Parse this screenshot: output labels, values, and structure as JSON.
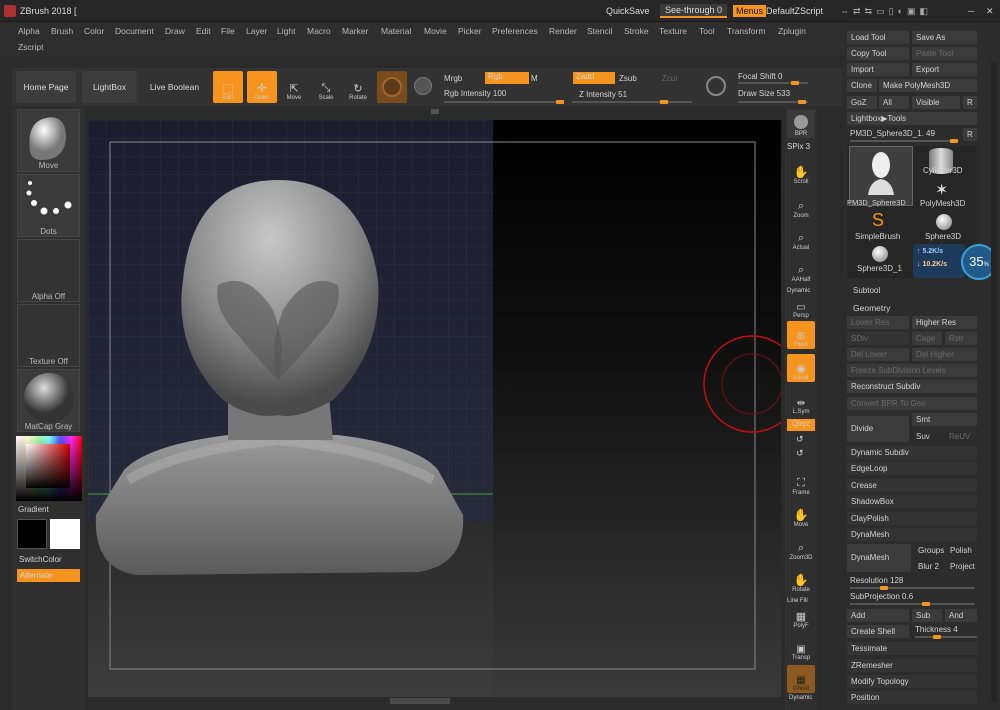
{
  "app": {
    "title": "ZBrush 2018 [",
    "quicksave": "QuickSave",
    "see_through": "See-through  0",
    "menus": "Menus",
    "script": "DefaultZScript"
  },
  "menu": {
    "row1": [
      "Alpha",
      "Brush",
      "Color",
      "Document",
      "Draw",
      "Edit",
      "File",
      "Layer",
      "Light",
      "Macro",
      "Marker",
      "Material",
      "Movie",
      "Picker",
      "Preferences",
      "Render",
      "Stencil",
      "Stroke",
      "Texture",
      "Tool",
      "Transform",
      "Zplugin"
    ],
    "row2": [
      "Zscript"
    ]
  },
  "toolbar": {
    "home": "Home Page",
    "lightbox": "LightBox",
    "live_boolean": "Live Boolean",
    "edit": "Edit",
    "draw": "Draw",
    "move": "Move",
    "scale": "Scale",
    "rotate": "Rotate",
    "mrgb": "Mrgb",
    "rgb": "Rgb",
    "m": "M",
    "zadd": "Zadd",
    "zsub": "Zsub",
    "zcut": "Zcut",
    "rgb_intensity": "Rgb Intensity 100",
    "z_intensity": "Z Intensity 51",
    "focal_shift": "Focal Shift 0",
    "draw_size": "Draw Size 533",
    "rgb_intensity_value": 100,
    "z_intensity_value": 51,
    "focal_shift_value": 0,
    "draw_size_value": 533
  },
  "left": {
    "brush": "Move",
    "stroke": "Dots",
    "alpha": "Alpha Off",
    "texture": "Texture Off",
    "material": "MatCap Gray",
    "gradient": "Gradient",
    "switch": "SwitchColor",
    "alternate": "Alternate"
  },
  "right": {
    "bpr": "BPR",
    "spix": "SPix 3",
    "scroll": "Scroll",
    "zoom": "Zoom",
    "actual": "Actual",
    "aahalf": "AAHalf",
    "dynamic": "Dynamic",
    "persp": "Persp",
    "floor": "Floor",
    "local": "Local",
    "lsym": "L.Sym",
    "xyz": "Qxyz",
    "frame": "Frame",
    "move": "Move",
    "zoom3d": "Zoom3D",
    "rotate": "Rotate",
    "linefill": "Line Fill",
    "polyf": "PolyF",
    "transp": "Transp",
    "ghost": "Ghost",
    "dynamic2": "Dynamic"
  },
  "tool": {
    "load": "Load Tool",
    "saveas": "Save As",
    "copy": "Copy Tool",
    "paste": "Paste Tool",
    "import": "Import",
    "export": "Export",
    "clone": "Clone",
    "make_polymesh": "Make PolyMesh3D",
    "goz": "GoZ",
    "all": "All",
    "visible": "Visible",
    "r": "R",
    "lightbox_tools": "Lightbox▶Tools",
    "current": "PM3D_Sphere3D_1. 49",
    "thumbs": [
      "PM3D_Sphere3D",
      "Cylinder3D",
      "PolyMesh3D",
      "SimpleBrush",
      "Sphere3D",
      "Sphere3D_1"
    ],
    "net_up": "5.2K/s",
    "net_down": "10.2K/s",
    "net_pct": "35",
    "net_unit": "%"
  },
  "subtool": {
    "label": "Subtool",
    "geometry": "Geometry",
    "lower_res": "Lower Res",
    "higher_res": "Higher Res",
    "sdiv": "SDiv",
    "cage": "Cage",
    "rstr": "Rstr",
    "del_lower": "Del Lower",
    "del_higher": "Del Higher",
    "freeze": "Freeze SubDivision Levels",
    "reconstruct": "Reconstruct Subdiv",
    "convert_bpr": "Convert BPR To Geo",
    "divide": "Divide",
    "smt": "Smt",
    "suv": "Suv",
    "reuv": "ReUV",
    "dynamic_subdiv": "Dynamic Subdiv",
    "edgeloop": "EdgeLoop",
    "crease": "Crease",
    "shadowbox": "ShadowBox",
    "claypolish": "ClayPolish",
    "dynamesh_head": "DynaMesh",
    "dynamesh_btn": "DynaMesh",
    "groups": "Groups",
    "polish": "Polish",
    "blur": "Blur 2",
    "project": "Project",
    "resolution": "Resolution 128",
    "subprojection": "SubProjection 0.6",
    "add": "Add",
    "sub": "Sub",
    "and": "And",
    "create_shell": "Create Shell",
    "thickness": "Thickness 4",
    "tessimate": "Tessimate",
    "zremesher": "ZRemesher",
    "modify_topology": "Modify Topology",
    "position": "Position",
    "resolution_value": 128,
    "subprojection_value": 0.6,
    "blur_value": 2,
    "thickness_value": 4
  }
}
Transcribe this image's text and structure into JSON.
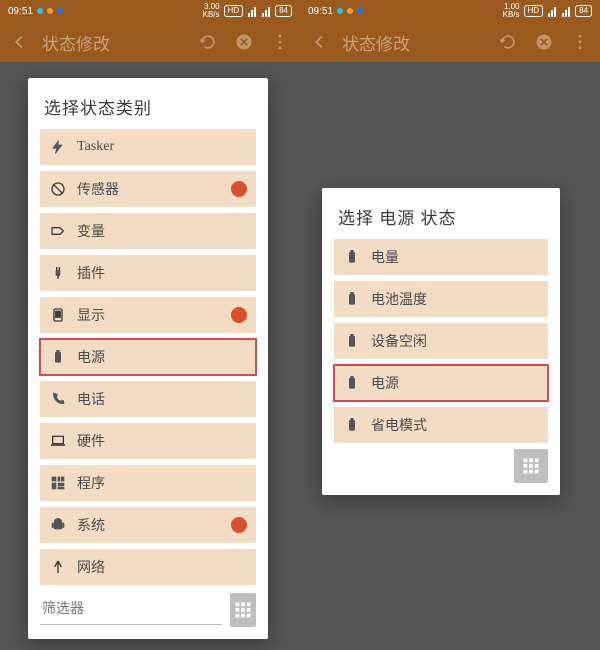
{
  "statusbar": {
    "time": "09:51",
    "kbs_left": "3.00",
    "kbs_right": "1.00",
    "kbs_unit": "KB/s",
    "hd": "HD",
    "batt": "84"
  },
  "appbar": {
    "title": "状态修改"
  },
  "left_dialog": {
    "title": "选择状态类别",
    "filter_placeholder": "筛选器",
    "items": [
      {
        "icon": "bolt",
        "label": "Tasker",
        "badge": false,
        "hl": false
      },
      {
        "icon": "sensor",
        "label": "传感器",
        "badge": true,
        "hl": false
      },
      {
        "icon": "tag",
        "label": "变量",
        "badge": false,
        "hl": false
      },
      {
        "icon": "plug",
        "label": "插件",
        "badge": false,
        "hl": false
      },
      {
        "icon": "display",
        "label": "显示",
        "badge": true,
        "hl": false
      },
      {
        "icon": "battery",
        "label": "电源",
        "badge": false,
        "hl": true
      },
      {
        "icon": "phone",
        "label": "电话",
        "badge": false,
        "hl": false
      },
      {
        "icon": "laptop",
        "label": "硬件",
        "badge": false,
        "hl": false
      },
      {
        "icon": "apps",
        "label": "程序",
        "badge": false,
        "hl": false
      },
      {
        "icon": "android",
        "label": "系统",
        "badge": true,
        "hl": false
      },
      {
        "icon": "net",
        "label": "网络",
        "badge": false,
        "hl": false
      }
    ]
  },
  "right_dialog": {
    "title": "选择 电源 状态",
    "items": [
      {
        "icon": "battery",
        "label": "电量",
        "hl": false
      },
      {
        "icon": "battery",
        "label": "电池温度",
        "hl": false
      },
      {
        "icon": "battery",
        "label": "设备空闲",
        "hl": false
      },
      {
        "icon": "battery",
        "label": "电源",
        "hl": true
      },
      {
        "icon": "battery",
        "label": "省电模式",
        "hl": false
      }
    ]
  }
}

--------------------------------------------------

Challenge
Return the listing above in full and without alteration, excluding its pictures.

Correct result
Parse this screenshot: output labels, values, and structure as JSON.
{
  "app": {
    "title": "ZBrush 2018 [",
    "quicksave": "QuickSave",
    "see_through": "See-through  0",
    "menus": "Menus",
    "script": "DefaultZScript"
  },
  "menu": {
    "row1": [
      "Alpha",
      "Brush",
      "Color",
      "Document",
      "Draw",
      "Edit",
      "File",
      "Layer",
      "Light",
      "Macro",
      "Marker",
      "Material",
      "Movie",
      "Picker",
      "Preferences",
      "Render",
      "Stencil",
      "Stroke",
      "Texture",
      "Tool",
      "Transform",
      "Zplugin"
    ],
    "row2": [
      "Zscript"
    ]
  },
  "toolbar": {
    "home": "Home Page",
    "lightbox": "LightBox",
    "live_boolean": "Live Boolean",
    "edit": "Edit",
    "draw": "Draw",
    "move": "Move",
    "scale": "Scale",
    "rotate": "Rotate",
    "mrgb": "Mrgb",
    "rgb": "Rgb",
    "m": "M",
    "zadd": "Zadd",
    "zsub": "Zsub",
    "zcut": "Zcut",
    "rgb_intensity": "Rgb Intensity 100",
    "z_intensity": "Z Intensity 51",
    "focal_shift": "Focal Shift 0",
    "draw_size": "Draw Size 533",
    "rgb_intensity_value": 100,
    "z_intensity_value": 51,
    "focal_shift_value": 0,
    "draw_size_value": 533
  },
  "left": {
    "brush": "Move",
    "stroke": "Dots",
    "alpha": "Alpha Off",
    "texture": "Texture Off",
    "material": "MatCap Gray",
    "gradient": "Gradient",
    "switch": "SwitchColor",
    "alternate": "Alternate"
  },
  "right": {
    "bpr": "BPR",
    "spix": "SPix 3",
    "scroll": "Scroll",
    "zoom": "Zoom",
    "actual": "Actual",
    "aahalf": "AAHalf",
    "dynamic": "Dynamic",
    "persp": "Persp",
    "floor": "Floor",
    "local": "Local",
    "lsym": "L.Sym",
    "xyz": "Qxyz",
    "frame": "Frame",
    "move": "Move",
    "zoom3d": "Zoom3D",
    "rotate": "Rotate",
    "linefill": "Line Fill",
    "polyf": "PolyF",
    "transp": "Transp",
    "ghost": "Ghost",
    "dynamic2": "Dynamic"
  },
  "tool": {
    "load": "Load Tool",
    "saveas": "Save As",
    "copy": "Copy Tool",
    "paste": "Paste Tool",
    "import": "Import",
    "export": "Export",
    "clone": "Clone",
    "make_polymesh": "Make PolyMesh3D",
    "goz": "GoZ",
    "all": "All",
    "visible": "Visible",
    "r": "R",
    "lightbox_tools": "Lightbox▶Tools",
    "current": "PM3D_Sphere3D_1. 49",
    "thumbs": [
      "PM3D_Sphere3D",
      "Cylinder3D",
      "PolyMesh3D",
      "SimpleBrush",
      "Sphere3D",
      "Sphere3D_1"
    ],
    "net_up": "5.2K/s",
    "net_down": "10.2K/s",
    "net_pct": "35",
    "net_unit": "%"
  },
  "subtool": {
    "label": "Subtool",
    "geometry": "Geometry",
    "lower_res": "Lower Res",
    "higher_res": "Higher Res",
    "sdiv": "SDiv",
    "cage": "Cage",
    "rstr": "Rstr",
    "del_lower": "Del Lower",
    "del_higher": "Del Higher",
    "freeze": "Freeze SubDivision Levels",
    "reconstruct": "Reconstruct Subdiv",
    "convert_bpr": "Convert BPR To Geo",
    "divide": "Divide",
    "smt": "Smt",
    "suv": "Suv",
    "reuv": "ReUV",
    "dynamic_subdiv": "Dynamic Subdiv",
    "edgeloop": "EdgeLoop",
    "crease": "Crease",
    "shadowbox": "ShadowBox",
    "claypolish": "ClayPolish",
    "dynamesh_head": "DynaMesh",
    "dynamesh_btn": "DynaMesh",
    "groups": "Groups",
    "polish": "Polish",
    "blur": "Blur 2",
    "project": "Project",
    "resolution": "Resolution 128",
    "subprojection": "SubProjection 0.6",
    "add": "Add",
    "sub": "Sub",
    "and": "And",
    "create_shell": "Create Shell",
    "thickness": "Thickness 4",
    "tessimate": "Tessimate",
    "zremesher": "ZRemesher",
    "modify_topology": "Modify Topology",
    "position": "Position",
    "resolution_value": 128,
    "subprojection_value": 0.6,
    "blur_value": 2,
    "thickness_value": 4
  }
}
Transcribe this image's text and structure into JSON.
{
  "statusbar": {
    "time": "09:51",
    "kbs_left": "3.00",
    "kbs_right": "1.00",
    "kbs_unit": "KB/s",
    "hd": "HD",
    "batt": "84"
  },
  "appbar": {
    "title": "状态修改"
  },
  "left_dialog": {
    "title": "选择状态类别",
    "filter_placeholder": "筛选器",
    "items": [
      {
        "icon": "bolt",
        "label": "Tasker",
        "badge": false,
        "hl": false
      },
      {
        "icon": "sensor",
        "label": "传感器",
        "badge": true,
        "hl": false
      },
      {
        "icon": "tag",
        "label": "变量",
        "badge": false,
        "hl": false
      },
      {
        "icon": "plug",
        "label": "插件",
        "badge": false,
        "hl": false
      },
      {
        "icon": "display",
        "label": "显示",
        "badge": true,
        "hl": false
      },
      {
        "icon": "battery",
        "label": "电源",
        "badge": false,
        "hl": true
      },
      {
        "icon": "phone",
        "label": "电话",
        "badge": false,
        "hl": false
      },
      {
        "icon": "laptop",
        "label": "硬件",
        "badge": false,
        "hl": false
      },
      {
        "icon": "apps",
        "label": "程序",
        "badge": false,
        "hl": false
      },
      {
        "icon": "android",
        "label": "系统",
        "badge": true,
        "hl": false
      },
      {
        "icon": "net",
        "label": "网络",
        "badge": false,
        "hl": false
      }
    ]
  },
  "right_dialog": {
    "title": "选择 电源 状态",
    "items": [
      {
        "icon": "battery",
        "label": "电量",
        "hl": false
      },
      {
        "icon": "battery",
        "label": "电池温度",
        "hl": false
      },
      {
        "icon": "battery",
        "label": "设备空闲",
        "hl": false
      },
      {
        "icon": "battery",
        "label": "电源",
        "hl": true
      },
      {
        "icon": "battery",
        "label": "省电模式",
        "hl": false
      }
    ]
  }
}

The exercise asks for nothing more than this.